◆ PROBLEM TO SOLVE ◆
From the listing below, pull out all lines with "того" in them.

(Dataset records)
== == ==
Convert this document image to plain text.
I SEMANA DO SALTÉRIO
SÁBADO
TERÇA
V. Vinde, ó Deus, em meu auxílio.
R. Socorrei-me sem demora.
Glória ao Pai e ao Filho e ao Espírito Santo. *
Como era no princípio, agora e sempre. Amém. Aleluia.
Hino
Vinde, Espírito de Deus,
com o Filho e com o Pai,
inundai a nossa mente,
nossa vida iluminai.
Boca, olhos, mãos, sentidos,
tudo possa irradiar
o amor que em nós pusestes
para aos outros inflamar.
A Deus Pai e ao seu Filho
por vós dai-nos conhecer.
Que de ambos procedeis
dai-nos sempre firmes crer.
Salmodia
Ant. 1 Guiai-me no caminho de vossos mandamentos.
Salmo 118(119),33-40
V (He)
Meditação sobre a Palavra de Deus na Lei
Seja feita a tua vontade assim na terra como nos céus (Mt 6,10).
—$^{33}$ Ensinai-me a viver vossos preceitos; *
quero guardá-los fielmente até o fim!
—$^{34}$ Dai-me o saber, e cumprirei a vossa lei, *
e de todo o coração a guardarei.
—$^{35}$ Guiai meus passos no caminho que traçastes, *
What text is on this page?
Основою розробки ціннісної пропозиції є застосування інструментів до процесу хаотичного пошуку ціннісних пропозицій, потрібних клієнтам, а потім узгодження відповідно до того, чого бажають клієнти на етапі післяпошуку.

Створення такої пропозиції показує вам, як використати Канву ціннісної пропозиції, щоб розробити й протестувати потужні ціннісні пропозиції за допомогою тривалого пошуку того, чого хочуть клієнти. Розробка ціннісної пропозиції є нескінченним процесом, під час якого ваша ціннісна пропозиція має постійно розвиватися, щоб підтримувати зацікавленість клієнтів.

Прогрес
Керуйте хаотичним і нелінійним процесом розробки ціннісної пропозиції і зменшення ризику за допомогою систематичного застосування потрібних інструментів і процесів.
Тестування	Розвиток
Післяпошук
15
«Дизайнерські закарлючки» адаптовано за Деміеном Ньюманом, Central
== == ==
◆ RESPONSE TO THIS EXERCISE ◆
Основою розробки ціннісної пропозиції є застосування інструментів до процесу хаотичного пошуку ціннісних пропозицій, потрібних клієнтам, а потім узгодження відповідно до того, чого бажають клієнти на етапі післяпошуку.
Створення такої пропозиції показує вам, як використати Канву ціннісної пропозиції, щоб розробити й протестувати потужні ціннісні пропозиції за допомогою тривалого пошуку того, чого хочуть клієнти. Розробка ціннісної пропозиції є нескінченним процесом, під час якого ваша ціннісна пропозиція має постійно розвиватися, щоб підтримувати зацікавленість клієнтів.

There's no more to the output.